↓↓↓

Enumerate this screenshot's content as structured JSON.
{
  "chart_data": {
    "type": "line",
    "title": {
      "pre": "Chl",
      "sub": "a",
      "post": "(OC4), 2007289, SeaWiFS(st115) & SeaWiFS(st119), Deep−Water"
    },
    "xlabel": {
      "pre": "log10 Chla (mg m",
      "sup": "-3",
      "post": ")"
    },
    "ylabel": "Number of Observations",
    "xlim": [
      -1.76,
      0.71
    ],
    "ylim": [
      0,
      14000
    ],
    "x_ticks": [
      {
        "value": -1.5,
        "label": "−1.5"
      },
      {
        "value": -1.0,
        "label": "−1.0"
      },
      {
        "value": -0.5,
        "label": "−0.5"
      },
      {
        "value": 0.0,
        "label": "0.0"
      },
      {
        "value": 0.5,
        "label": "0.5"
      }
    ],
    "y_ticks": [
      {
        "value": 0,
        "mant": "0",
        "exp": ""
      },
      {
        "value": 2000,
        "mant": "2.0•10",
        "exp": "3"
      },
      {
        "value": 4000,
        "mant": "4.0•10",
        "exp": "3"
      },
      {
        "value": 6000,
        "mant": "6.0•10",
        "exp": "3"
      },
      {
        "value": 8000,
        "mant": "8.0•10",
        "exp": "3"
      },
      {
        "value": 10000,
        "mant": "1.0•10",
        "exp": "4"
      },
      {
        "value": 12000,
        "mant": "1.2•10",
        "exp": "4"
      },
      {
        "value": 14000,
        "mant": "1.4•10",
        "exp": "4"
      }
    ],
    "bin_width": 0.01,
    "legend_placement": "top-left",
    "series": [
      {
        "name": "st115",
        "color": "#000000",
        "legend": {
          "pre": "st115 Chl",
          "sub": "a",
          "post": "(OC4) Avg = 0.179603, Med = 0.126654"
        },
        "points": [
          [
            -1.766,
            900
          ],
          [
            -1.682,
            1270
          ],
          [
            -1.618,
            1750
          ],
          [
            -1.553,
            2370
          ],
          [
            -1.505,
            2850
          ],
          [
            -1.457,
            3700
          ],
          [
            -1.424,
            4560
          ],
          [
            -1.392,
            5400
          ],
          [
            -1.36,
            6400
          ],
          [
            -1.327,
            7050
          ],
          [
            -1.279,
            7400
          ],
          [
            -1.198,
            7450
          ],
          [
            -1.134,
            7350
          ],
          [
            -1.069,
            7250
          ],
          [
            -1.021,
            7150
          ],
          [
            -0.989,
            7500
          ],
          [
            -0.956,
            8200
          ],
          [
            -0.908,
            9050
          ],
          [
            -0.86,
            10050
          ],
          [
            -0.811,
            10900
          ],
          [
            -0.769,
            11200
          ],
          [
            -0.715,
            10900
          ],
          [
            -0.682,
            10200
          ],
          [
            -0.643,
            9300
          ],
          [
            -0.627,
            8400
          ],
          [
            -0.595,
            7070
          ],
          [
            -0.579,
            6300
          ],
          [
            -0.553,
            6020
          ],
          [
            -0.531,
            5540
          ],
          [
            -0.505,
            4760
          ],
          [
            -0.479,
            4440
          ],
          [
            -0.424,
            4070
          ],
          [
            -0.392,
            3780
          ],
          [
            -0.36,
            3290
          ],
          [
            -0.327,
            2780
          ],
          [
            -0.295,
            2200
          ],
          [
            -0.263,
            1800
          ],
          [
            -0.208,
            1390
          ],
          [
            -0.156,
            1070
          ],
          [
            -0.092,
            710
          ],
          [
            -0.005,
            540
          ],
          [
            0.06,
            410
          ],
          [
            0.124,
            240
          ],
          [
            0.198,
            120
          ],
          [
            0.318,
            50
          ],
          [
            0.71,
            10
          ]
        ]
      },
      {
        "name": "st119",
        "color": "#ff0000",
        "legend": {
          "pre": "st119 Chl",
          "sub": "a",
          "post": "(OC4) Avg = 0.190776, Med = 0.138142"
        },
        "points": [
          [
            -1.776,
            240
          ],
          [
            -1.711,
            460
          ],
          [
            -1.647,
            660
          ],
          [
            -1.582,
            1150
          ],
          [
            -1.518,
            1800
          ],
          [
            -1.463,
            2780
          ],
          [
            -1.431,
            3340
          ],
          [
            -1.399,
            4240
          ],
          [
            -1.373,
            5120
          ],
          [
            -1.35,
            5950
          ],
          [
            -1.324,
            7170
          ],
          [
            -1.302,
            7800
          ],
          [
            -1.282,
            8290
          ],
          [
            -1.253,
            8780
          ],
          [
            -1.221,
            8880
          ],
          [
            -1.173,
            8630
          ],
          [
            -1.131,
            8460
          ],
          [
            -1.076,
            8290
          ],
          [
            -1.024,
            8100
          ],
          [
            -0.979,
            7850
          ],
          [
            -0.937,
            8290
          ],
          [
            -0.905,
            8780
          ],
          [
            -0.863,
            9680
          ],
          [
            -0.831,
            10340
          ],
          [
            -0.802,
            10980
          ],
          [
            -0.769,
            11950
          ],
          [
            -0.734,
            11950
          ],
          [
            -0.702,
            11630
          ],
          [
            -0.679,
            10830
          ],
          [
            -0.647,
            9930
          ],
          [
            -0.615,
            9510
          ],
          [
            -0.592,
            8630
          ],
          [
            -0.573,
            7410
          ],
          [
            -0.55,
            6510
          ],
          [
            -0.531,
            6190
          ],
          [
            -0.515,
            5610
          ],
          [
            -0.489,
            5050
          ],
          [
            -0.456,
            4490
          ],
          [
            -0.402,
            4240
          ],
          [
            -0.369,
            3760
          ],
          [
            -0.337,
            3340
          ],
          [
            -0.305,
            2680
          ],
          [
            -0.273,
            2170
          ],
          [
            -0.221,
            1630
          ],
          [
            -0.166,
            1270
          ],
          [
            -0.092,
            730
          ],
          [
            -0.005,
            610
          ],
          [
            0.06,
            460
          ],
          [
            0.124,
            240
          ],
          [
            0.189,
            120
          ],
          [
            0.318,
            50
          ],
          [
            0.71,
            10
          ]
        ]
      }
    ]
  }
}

↑↑↑

* Written task: Each line in the listing above that contains "mant" should be copied.

* Answer to this task:
        "mant": "0",
        "mant": "2.0•10",
        "mant": "4.0•10",
        "mant": "6.0•10",
        "mant": "8.0•10",
        "mant": "1.0•10",
        "mant": "1.2•10",
        "mant": "1.4•10",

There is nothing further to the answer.